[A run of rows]
↓↓↓
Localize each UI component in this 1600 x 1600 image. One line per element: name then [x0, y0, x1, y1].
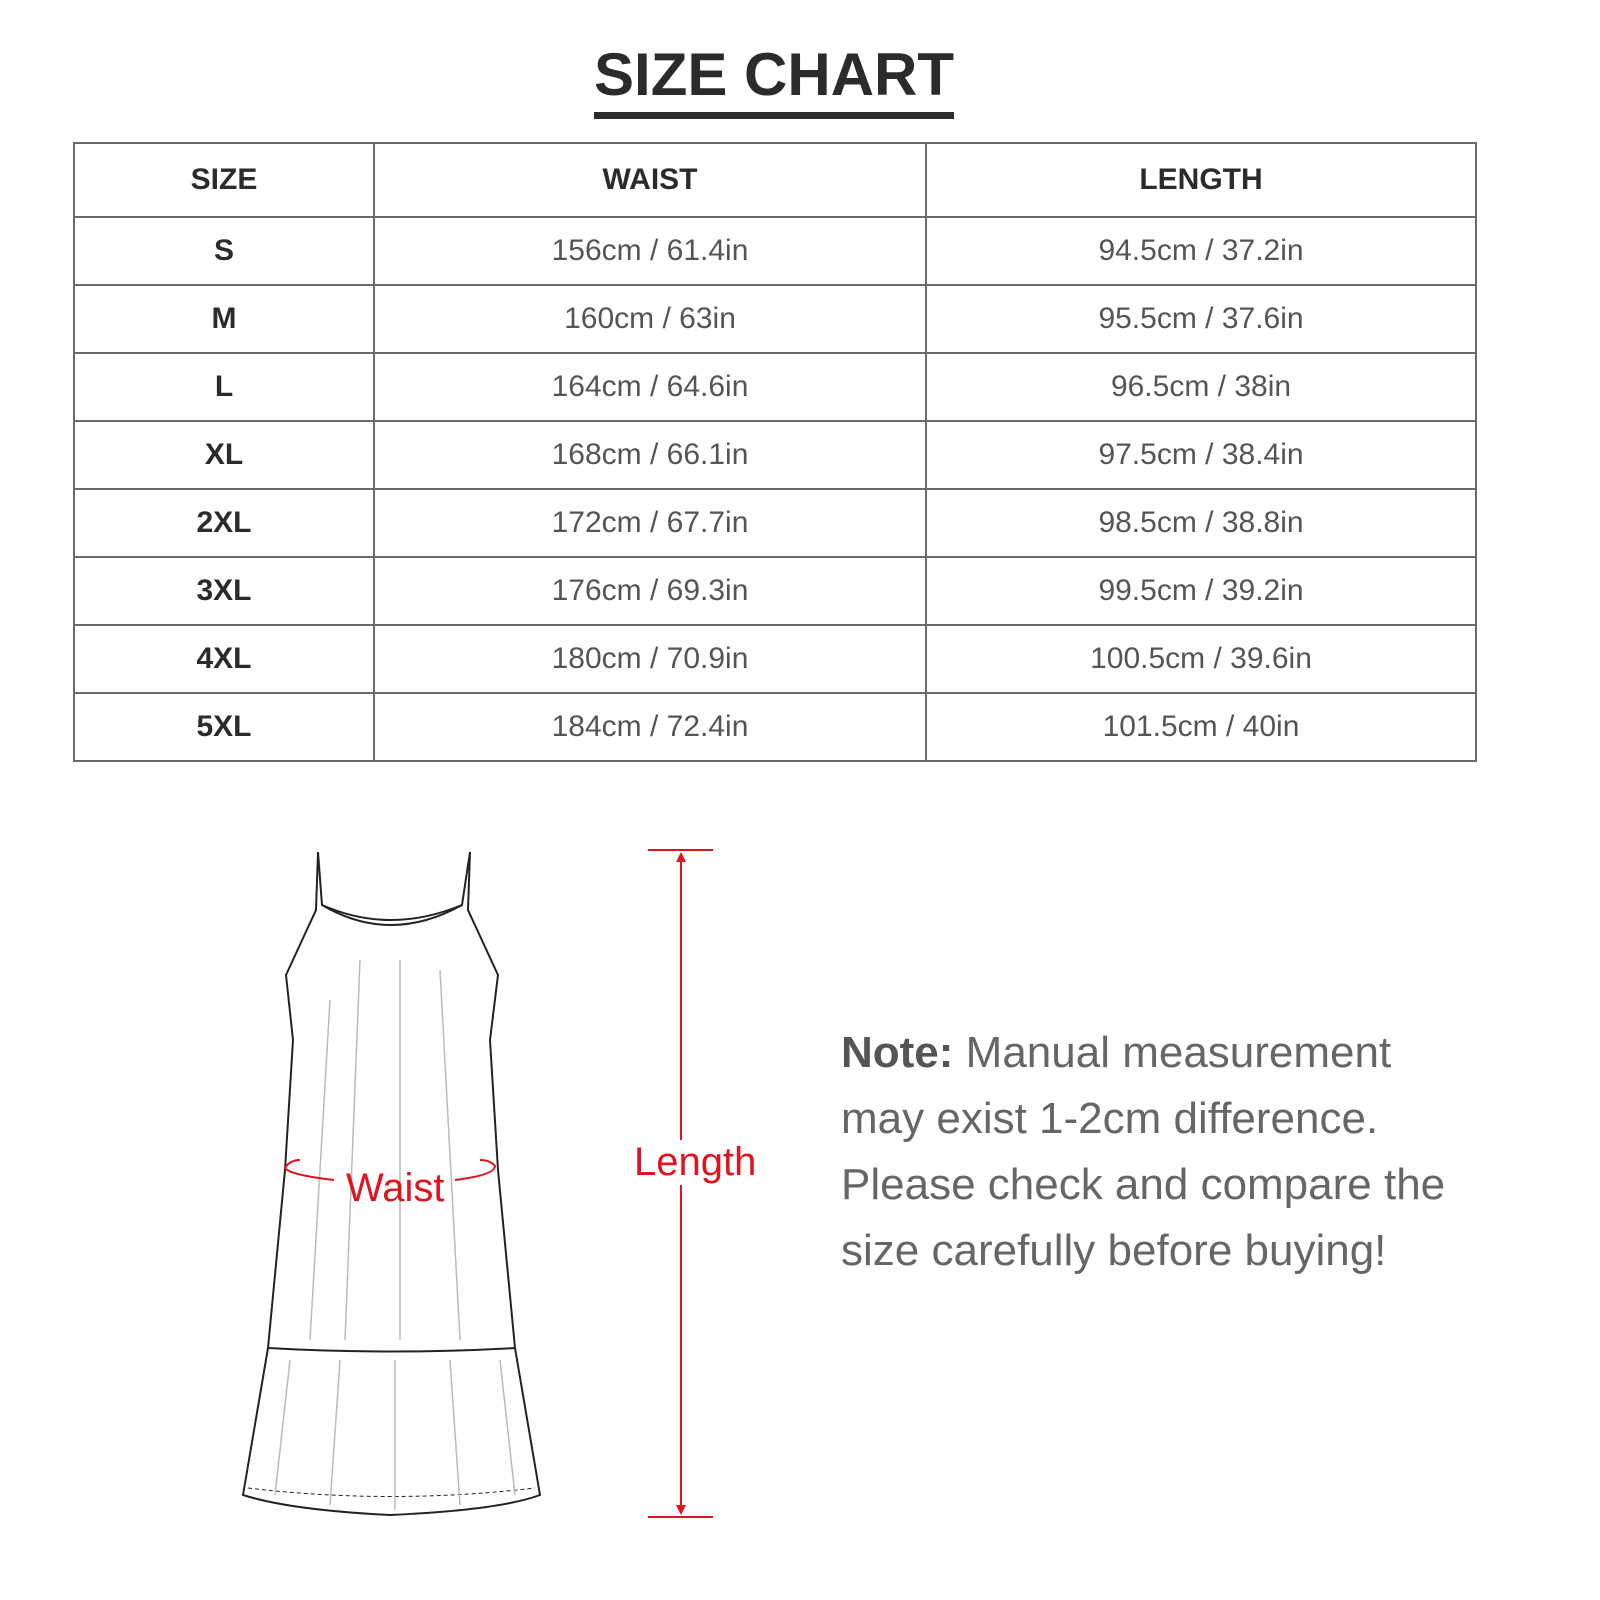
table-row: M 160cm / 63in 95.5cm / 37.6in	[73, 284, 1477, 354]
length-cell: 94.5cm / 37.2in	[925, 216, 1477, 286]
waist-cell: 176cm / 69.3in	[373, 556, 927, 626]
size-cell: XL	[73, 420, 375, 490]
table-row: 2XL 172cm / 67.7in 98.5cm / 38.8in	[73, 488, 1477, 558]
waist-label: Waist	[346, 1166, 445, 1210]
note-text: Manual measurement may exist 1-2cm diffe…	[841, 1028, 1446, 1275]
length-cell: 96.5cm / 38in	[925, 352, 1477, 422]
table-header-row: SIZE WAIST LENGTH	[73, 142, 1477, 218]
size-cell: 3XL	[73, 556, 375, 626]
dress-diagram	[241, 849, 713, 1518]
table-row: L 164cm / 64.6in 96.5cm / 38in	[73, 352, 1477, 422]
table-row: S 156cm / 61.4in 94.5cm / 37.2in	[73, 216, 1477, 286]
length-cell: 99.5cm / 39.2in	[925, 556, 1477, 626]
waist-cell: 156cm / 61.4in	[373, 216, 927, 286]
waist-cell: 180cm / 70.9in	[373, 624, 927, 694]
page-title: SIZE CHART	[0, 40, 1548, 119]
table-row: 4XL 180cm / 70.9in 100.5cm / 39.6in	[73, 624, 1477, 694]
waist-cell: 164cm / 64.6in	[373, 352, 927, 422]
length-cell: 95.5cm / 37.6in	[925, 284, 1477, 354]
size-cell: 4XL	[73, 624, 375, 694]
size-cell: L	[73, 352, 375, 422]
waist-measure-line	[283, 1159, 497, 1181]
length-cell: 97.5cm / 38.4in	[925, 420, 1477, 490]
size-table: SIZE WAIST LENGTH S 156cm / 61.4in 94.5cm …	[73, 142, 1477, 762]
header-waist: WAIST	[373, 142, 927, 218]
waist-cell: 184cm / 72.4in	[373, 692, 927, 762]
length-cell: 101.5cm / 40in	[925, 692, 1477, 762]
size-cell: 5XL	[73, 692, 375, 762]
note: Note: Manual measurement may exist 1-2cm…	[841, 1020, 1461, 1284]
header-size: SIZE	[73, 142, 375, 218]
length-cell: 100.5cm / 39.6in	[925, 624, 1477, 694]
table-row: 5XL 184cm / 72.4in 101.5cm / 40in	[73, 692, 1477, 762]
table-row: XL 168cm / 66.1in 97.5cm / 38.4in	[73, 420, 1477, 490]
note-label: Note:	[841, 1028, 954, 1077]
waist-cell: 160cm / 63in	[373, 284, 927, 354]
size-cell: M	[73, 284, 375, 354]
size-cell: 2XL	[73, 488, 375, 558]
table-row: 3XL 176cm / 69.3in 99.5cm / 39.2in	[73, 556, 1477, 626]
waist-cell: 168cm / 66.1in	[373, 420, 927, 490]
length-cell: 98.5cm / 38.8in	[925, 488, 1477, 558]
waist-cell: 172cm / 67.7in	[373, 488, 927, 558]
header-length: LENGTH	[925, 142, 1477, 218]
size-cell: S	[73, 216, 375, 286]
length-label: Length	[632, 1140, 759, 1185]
↑↑↑
**TASK INSTRUCTIONS**
Write out the lines from the one containing "table-row: M 160cm" through the one containing "1166, 445, 1210]", including both of those lines.

**ANSWER FOR THE TASK**
table-row: M 160cm / 63in 95.5cm / 37.6in	[73, 284, 1477, 354]
length-cell: 94.5cm / 37.2in	[925, 216, 1477, 286]
waist-cell: 176cm / 69.3in	[373, 556, 927, 626]
size-cell: XL	[73, 420, 375, 490]
table-row: 2XL 172cm / 67.7in 98.5cm / 38.8in	[73, 488, 1477, 558]
waist-label: Waist	[346, 1166, 445, 1210]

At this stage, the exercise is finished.